Check each line of the material below for "series", then copy the ones that contain it.

+++ Given records +++

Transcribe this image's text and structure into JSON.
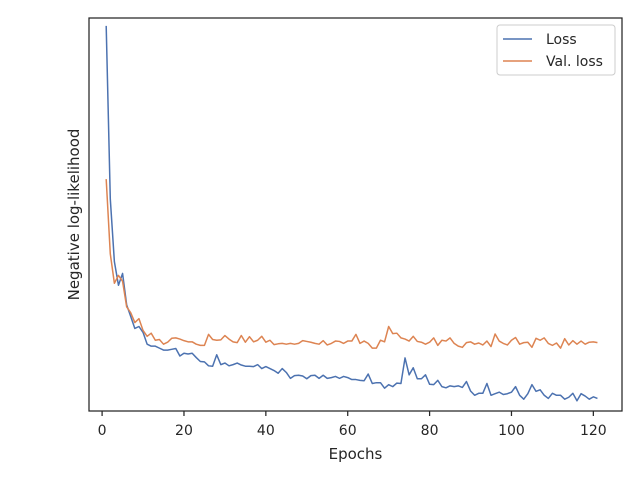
{
  "chart_data": {
    "type": "line",
    "xlabel": "Epochs",
    "ylabel": "Negative log-likelihood",
    "xlim": [
      -3.2,
      127
    ],
    "ylim": [
      0,
      1
    ],
    "y_tick_labels_shown": false,
    "x_ticks": [
      0,
      20,
      40,
      60,
      80,
      100,
      120
    ],
    "x_tick_labels": [
      "0",
      "20",
      "40",
      "60",
      "80",
      "100",
      "120"
    ],
    "legend_position": "upper-right",
    "series": [
      {
        "name": "Loss",
        "color": "#4c72b0",
        "x": [
          1,
          2,
          3,
          4,
          5,
          6,
          7,
          8,
          9,
          10,
          11,
          12,
          13,
          14,
          15,
          16,
          17,
          18,
          19,
          20,
          21,
          22,
          23,
          24,
          25,
          26,
          27,
          28,
          29,
          30,
          31,
          32,
          33,
          34,
          35,
          36,
          37,
          38,
          39,
          40,
          41,
          42,
          43,
          44,
          45,
          46,
          47,
          48,
          49,
          50,
          51,
          52,
          53,
          54,
          55,
          56,
          57,
          58,
          59,
          60,
          61,
          62,
          63,
          64,
          65,
          66,
          67,
          68,
          69,
          70,
          71,
          72,
          73,
          74,
          75,
          76,
          77,
          78,
          79,
          80,
          81,
          82,
          83,
          84,
          85,
          86,
          87,
          88,
          89,
          90,
          91,
          92,
          93,
          94,
          95,
          96,
          97,
          98,
          99,
          100,
          101,
          102,
          103,
          104,
          105,
          106,
          107,
          108,
          109,
          110,
          111,
          112,
          113,
          114,
          115,
          116,
          117,
          118,
          119,
          120,
          121
        ],
        "y": [
          0.98,
          0.54,
          0.38,
          0.32,
          0.35,
          0.27,
          0.24,
          0.21,
          0.215,
          0.2,
          0.17,
          0.165,
          0.165,
          0.16,
          0.155,
          0.155,
          0.157,
          0.159,
          0.14,
          0.147,
          0.145,
          0.147,
          0.136,
          0.126,
          0.125,
          0.115,
          0.114,
          0.143,
          0.118,
          0.122,
          0.115,
          0.118,
          0.122,
          0.117,
          0.114,
          0.114,
          0.113,
          0.118,
          0.108,
          0.113,
          0.108,
          0.103,
          0.096,
          0.108,
          0.098,
          0.083,
          0.09,
          0.091,
          0.089,
          0.082,
          0.09,
          0.091,
          0.083,
          0.091,
          0.083,
          0.085,
          0.088,
          0.083,
          0.088,
          0.085,
          0.08,
          0.08,
          0.078,
          0.077,
          0.094,
          0.07,
          0.072,
          0.072,
          0.058,
          0.067,
          0.062,
          0.071,
          0.07,
          0.135,
          0.092,
          0.11,
          0.082,
          0.082,
          0.092,
          0.068,
          0.067,
          0.078,
          0.062,
          0.059,
          0.064,
          0.062,
          0.064,
          0.06,
          0.075,
          0.051,
          0.04,
          0.045,
          0.045,
          0.07,
          0.04,
          0.044,
          0.048,
          0.042,
          0.044,
          0.048,
          0.062,
          0.04,
          0.03,
          0.044,
          0.067,
          0.05,
          0.054,
          0.04,
          0.032,
          0.045,
          0.04,
          0.04,
          0.03,
          0.035,
          0.045,
          0.026,
          0.044,
          0.038,
          0.03,
          0.036,
          0.032
        ]
      },
      {
        "name": "Val. loss",
        "color": "#dd8452",
        "x": [
          1,
          2,
          3,
          4,
          5,
          6,
          7,
          8,
          9,
          10,
          11,
          12,
          13,
          14,
          15,
          16,
          17,
          18,
          19,
          20,
          21,
          22,
          23,
          24,
          25,
          26,
          27,
          28,
          29,
          30,
          31,
          32,
          33,
          34,
          35,
          36,
          37,
          38,
          39,
          40,
          41,
          42,
          43,
          44,
          45,
          46,
          47,
          48,
          49,
          50,
          51,
          52,
          53,
          54,
          55,
          56,
          57,
          58,
          59,
          60,
          61,
          62,
          63,
          64,
          65,
          66,
          67,
          68,
          69,
          70,
          71,
          72,
          73,
          74,
          75,
          76,
          77,
          78,
          79,
          80,
          81,
          82,
          83,
          84,
          85,
          86,
          87,
          88,
          89,
          90,
          91,
          92,
          93,
          94,
          95,
          96,
          97,
          98,
          99,
          100,
          101,
          102,
          103,
          104,
          105,
          106,
          107,
          108,
          109,
          110,
          111,
          112,
          113,
          114,
          115,
          116,
          117,
          118,
          119,
          120,
          121
        ],
        "y": [
          0.59,
          0.4,
          0.325,
          0.345,
          0.33,
          0.265,
          0.25,
          0.225,
          0.235,
          0.205,
          0.19,
          0.198,
          0.18,
          0.182,
          0.17,
          0.175,
          0.185,
          0.186,
          0.183,
          0.179,
          0.176,
          0.176,
          0.17,
          0.167,
          0.167,
          0.195,
          0.182,
          0.18,
          0.181,
          0.192,
          0.183,
          0.176,
          0.174,
          0.192,
          0.175,
          0.189,
          0.176,
          0.18,
          0.19,
          0.175,
          0.18,
          0.169,
          0.171,
          0.172,
          0.17,
          0.172,
          0.17,
          0.172,
          0.179,
          0.177,
          0.175,
          0.172,
          0.17,
          0.179,
          0.168,
          0.172,
          0.178,
          0.177,
          0.172,
          0.178,
          0.178,
          0.195,
          0.172,
          0.178,
          0.172,
          0.16,
          0.16,
          0.18,
          0.176,
          0.215,
          0.197,
          0.198,
          0.186,
          0.183,
          0.178,
          0.19,
          0.177,
          0.175,
          0.17,
          0.175,
          0.186,
          0.167,
          0.18,
          0.178,
          0.186,
          0.172,
          0.165,
          0.162,
          0.174,
          0.176,
          0.17,
          0.173,
          0.168,
          0.178,
          0.164,
          0.196,
          0.178,
          0.172,
          0.168,
          0.18,
          0.187,
          0.17,
          0.174,
          0.175,
          0.162,
          0.185,
          0.18,
          0.186,
          0.172,
          0.167,
          0.173,
          0.16,
          0.184,
          0.168,
          0.179,
          0.17,
          0.178,
          0.17,
          0.175,
          0.176,
          0.174
        ]
      }
    ]
  }
}
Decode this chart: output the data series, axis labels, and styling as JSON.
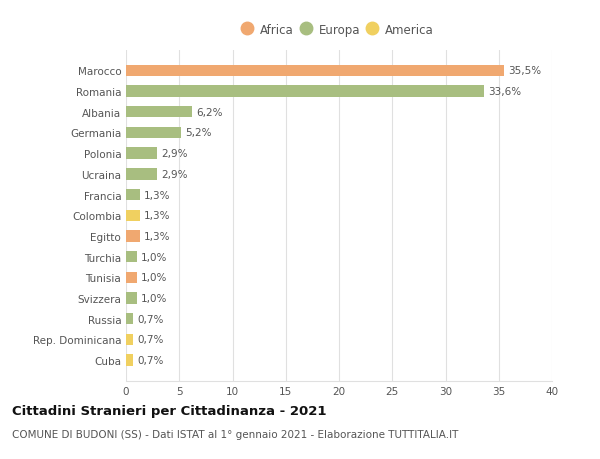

+++

* [Expected output]:
    "series": [
Decode this chart: output the data series, axis labels, and styling as JSON.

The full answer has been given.